_WHAT THE TASK ASKS_.
Which lines in the rows below contain the string "Developer"? Return each of them, treating case as significant.

Start of THE RECORDS

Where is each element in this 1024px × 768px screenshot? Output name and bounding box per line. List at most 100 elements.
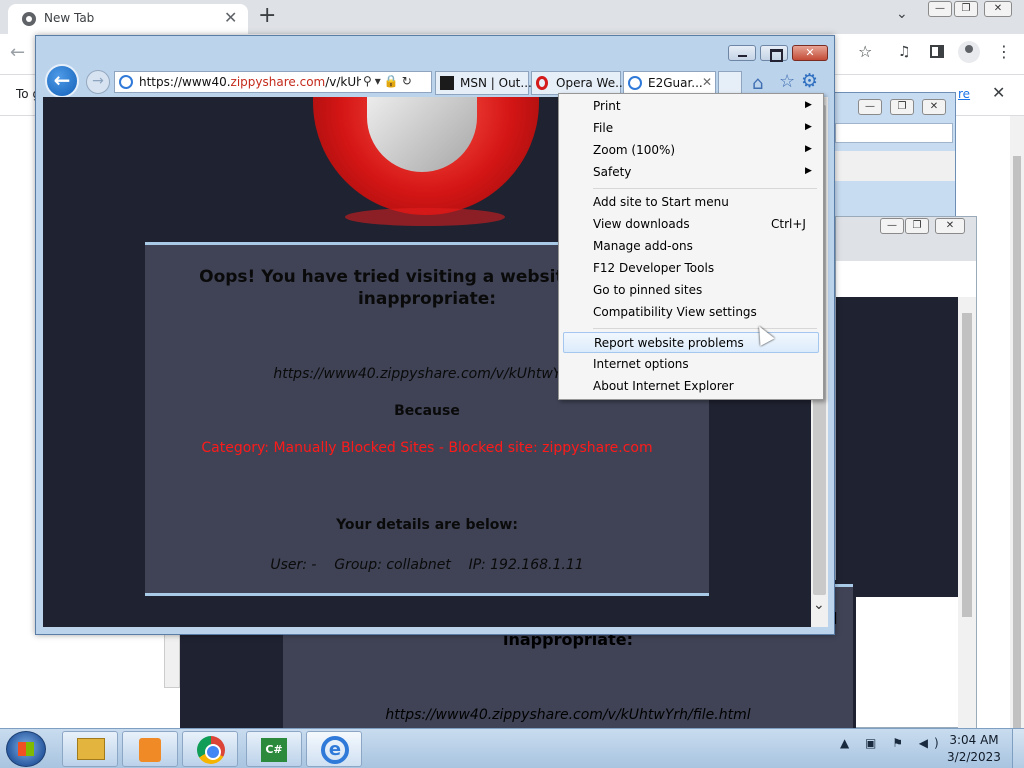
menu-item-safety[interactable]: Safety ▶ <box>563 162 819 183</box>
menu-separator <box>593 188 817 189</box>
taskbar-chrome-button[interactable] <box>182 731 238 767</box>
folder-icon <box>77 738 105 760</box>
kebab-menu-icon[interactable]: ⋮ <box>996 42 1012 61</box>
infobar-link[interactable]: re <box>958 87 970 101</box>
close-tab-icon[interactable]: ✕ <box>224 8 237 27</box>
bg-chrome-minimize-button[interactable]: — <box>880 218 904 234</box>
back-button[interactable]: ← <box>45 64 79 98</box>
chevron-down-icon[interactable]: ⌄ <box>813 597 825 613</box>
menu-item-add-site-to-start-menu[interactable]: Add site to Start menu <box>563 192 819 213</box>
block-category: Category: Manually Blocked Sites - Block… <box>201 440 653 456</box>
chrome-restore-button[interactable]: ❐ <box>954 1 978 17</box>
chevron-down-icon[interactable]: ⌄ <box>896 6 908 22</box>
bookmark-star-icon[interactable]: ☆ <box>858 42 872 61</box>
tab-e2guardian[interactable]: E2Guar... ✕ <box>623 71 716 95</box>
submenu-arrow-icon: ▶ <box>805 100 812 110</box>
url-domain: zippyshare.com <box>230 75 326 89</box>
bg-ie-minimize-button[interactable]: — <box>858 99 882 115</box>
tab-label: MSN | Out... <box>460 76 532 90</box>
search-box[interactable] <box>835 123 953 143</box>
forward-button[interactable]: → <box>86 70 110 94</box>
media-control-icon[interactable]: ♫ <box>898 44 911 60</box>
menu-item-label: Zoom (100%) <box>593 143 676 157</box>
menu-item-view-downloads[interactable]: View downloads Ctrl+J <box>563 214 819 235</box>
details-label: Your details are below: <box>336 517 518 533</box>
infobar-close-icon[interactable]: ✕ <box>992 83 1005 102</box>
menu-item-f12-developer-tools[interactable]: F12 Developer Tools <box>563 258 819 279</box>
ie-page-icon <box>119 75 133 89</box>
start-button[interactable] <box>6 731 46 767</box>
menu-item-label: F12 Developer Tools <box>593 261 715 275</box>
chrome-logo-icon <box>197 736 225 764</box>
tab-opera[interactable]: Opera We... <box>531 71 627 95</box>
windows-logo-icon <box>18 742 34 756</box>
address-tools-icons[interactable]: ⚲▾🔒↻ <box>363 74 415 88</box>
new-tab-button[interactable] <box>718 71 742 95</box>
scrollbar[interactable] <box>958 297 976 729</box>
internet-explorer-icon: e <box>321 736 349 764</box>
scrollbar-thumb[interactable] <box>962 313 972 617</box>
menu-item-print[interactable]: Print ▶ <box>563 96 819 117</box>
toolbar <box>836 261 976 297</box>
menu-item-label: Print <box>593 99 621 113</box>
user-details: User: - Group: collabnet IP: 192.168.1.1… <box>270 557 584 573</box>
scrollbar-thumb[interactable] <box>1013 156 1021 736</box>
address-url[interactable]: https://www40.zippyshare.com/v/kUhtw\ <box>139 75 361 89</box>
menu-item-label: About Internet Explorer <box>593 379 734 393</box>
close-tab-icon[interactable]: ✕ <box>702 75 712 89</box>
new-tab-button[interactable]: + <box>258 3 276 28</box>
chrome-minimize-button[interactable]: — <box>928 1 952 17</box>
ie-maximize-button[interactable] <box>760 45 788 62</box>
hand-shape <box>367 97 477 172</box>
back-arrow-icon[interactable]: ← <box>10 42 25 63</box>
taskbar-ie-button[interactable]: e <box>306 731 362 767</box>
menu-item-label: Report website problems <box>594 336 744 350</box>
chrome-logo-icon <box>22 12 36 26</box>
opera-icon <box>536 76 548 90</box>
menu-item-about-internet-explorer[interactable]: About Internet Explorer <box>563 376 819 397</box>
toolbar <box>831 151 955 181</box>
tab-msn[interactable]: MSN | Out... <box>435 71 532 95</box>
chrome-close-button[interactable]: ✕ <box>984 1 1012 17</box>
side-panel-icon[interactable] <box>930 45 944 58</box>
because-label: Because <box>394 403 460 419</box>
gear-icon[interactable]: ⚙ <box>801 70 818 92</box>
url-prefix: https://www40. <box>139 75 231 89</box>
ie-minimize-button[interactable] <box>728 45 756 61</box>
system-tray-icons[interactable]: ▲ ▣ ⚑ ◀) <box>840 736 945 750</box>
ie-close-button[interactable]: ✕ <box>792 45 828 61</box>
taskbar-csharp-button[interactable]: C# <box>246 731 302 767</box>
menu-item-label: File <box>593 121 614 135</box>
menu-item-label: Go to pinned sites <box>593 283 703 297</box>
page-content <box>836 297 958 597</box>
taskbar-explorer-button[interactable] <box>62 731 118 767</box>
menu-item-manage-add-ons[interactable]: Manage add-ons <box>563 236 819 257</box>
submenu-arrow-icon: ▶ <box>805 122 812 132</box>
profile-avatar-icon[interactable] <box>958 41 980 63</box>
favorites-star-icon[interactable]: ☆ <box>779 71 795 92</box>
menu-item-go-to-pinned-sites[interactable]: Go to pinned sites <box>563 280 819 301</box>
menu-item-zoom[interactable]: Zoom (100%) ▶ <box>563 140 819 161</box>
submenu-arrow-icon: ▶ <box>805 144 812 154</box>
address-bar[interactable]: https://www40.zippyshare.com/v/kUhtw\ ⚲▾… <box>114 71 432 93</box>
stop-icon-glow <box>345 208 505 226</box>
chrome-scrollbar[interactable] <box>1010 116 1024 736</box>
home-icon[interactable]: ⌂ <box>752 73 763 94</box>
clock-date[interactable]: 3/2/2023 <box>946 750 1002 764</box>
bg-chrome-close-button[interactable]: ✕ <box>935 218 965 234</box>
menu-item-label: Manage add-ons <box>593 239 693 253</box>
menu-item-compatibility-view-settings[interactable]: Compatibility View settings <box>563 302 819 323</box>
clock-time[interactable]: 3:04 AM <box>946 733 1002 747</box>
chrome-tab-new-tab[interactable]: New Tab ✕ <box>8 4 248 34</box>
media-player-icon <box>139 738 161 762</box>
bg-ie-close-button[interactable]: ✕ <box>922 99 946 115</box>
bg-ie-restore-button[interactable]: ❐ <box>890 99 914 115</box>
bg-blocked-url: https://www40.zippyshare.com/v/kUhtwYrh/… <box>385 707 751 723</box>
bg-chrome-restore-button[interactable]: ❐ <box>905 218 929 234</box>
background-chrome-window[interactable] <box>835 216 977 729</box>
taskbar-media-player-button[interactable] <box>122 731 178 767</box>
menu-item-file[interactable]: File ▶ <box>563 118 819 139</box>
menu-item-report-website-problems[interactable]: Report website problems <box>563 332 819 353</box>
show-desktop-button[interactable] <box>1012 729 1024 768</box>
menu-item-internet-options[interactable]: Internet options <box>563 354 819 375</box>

End of THE RECORDS
Start of THE RECORDS

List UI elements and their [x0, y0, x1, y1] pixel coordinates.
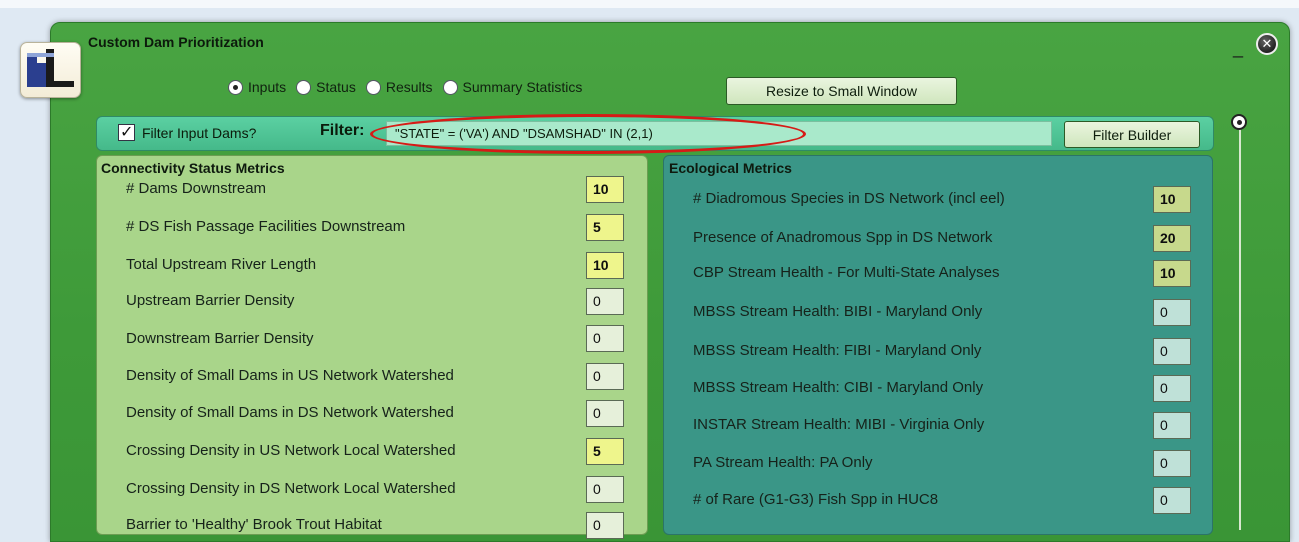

End of THE RECORDS

_RESPONSE TO THE TASK_.
menu-item-f12-developer-tools[interactable]: F12 Developer Tools <box>563 258 819 279</box>
menu-item-label: F12 Developer Tools <box>593 261 715 275</box>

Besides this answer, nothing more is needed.